> [Direction]: Write out the entire listing below exactly as it appears, minus any pictures.

Data records
"""
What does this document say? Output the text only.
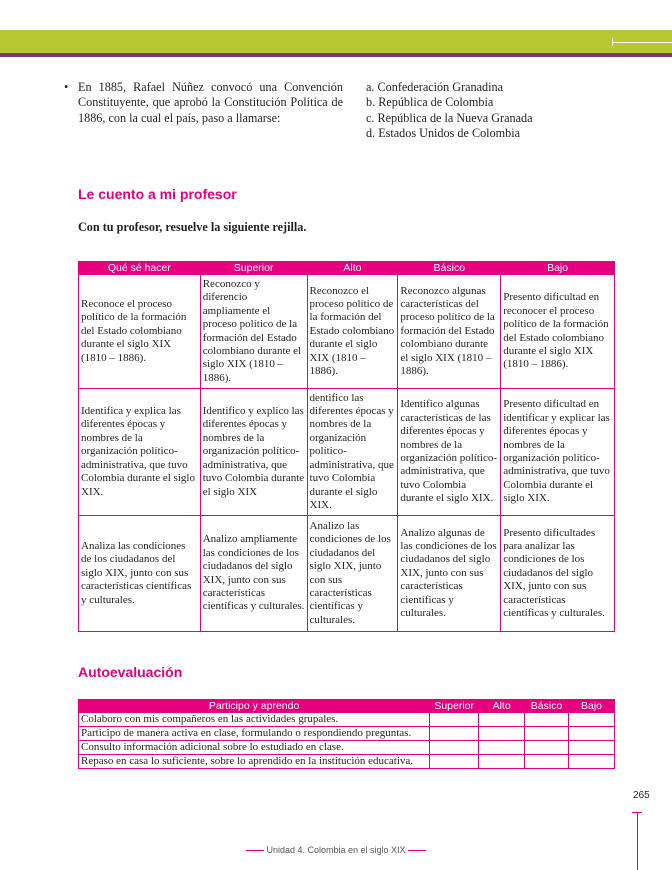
• En 1885, Rafael Núñez convocó una Convención Constituyente, que aprobó la Constitución Política de 1886, con la cual el país, paso a llamarse:
a. Confederación Granadina
b. República de Colombia
c. República de la Nueva Granada
d. Estados Unidos de Colombia
Le cuento a mi profesor
Con tu profesor, resuelve la siguiente rejilla.
Qué sé hacer	Superior	Alto	Básico	Bajo
Reconoce el proceso político de la formación del Estado colombiano durante el siglo XIX (1810 – 1886).	Reconozco y diferencio ampliamente el proceso político de la formación del Estado colombiano durante el siglo XIX (1810 – 1886).	Reconozco el proceso político de la formación del Estado colombiano durante el siglo XIX (1810 – 1886).	Reconozco algunas características del proceso político de la formación del Estado colombiano durante el siglo XIX (1810 – 1886).	Presento dificultad en reconocer el proceso político de la formación del Estado colombiano durante el siglo XIX (1810 – 1886).
Identifica y explica las diferentes épocas y nombres de la organización político-administrativa, que tuvo Colombia durante el siglo XIX.	Identifico y explico las diferentes épocas y nombres de la organización político-administrativa, que tuvo Colombia durante el siglo XIX	dentifico las diferentes épocas y nombres de la organización político-administrativa, que tuvo Colombia durante el siglo XIX.	Identifico algunas características de las diferentes épocas y nombres de la organización político-administrativa, que tuvo Colombia durante el siglo XIX.	Presento dificultad en identificar y explicar las diferentes épocas y nombres de la organización político-administrativa, que tuvo Colombia durante el siglo XIX.
Analiza las condiciones de los ciudadanos del siglo XIX, junto con sus características científicas y culturales.	Analizo ampliamente las condiciones de los ciudadanos del siglo XIX, junto con sus características científicas y culturales.	Analizo las condiciones de los ciudadanos del siglo XIX, junto con sus características científicas y culturales.	Analizo algunas de las condiciones de los ciudadanos del siglo XIX, junto con sus características científicas y culturales.	Presento dificultades para analizar las condiciones de los ciudadanos del siglo XIX, junto con sus características científicas y culturales.
Autoevaluación
Participo y aprendo	Superior	Alto	Básico	Bajo
Colaboro con mis compañeros en las actividades grupales.				
Participo de manera activa en clase, formulando o respondiendo preguntas.				
Consulto información adicional sobre lo estudiado en clase.				
Repaso en casa lo suficiente, sobre lo aprendido en la institución educativa.				
265
Unidad 4. Colombia en el siglo XIX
"""
> [Written solution]:
What does this document say? Output the text only.
• En 1885, Rafael Núñez convocó una Convención Constituyente, que aprobó la Constitución Política de 1886, con la cual el país, paso a llamarse:
a. Confederación Granadina
b. República de Colombia
c. República de la Nueva Granada
d. Estados Unidos de Colombia
Le cuento a mi profesor
Con tu profesor, resuelve la siguiente rejilla.
Qué sé hacer	Superior	Alto	Básico	Bajo
Reconoce el proceso político de la formación del Estado colombiano durante el siglo XIX (1810 – 1886).	Reconozco y diferencio ampliamente el proceso político de la formación del Estado colombiano durante el siglo XIX (1810 – 1886).	Reconozco el proceso político de la formación del Estado colombiano durante el siglo XIX (1810 – 1886).	Reconozco algunas características del proceso político de la formación del Estado colombiano durante el siglo XIX (1810 – 1886).	Presento dificultad en reconocer el proceso político de la formación del Estado colombiano durante el siglo XIX (1810 – 1886).
Identifica y explica las diferentes épocas y nombres de la organización político-administrativa, que tuvo Colombia durante el siglo XIX.	Identifico y explico las diferentes épocas y nombres de la organización político-administrativa, que tuvo Colombia durante el siglo XIX	dentifico las diferentes épocas y nombres de la organización político-administrativa, que tuvo Colombia durante el siglo XIX.	Identifico algunas características de las diferentes épocas y nombres de la organización político-administrativa, que tuvo Colombia durante el siglo XIX.	Presento dificultad en identificar y explicar las diferentes épocas y nombres de la organización político-administrativa, que tuvo Colombia durante el siglo XIX.
Analiza las condiciones de los ciudadanos del siglo XIX, junto con sus características científicas y culturales.	Analizo ampliamente las condiciones de los ciudadanos del siglo XIX, junto con sus características científicas y culturales.	Analizo las condiciones de los ciudadanos del siglo XIX, junto con sus características científicas y culturales.	Analizo algunas de las condiciones de los ciudadanos del siglo XIX, junto con sus características científicas y culturales.	Presento dificultades para analizar las condiciones de los ciudadanos del siglo XIX, junto con sus características científicas y culturales.
Autoevaluación
Participo y aprendo	Superior	Alto	Básico	Bajo
Colaboro con mis compañeros en las actividades grupales.				
Participo de manera activa en clase, formulando o respondiendo preguntas.				
Consulto información adicional sobre lo estudiado en clase.				
Repaso en casa lo suficiente, sobre lo aprendido en la institución educativa.				
265
Unidad 4. Colombia en el siglo XIX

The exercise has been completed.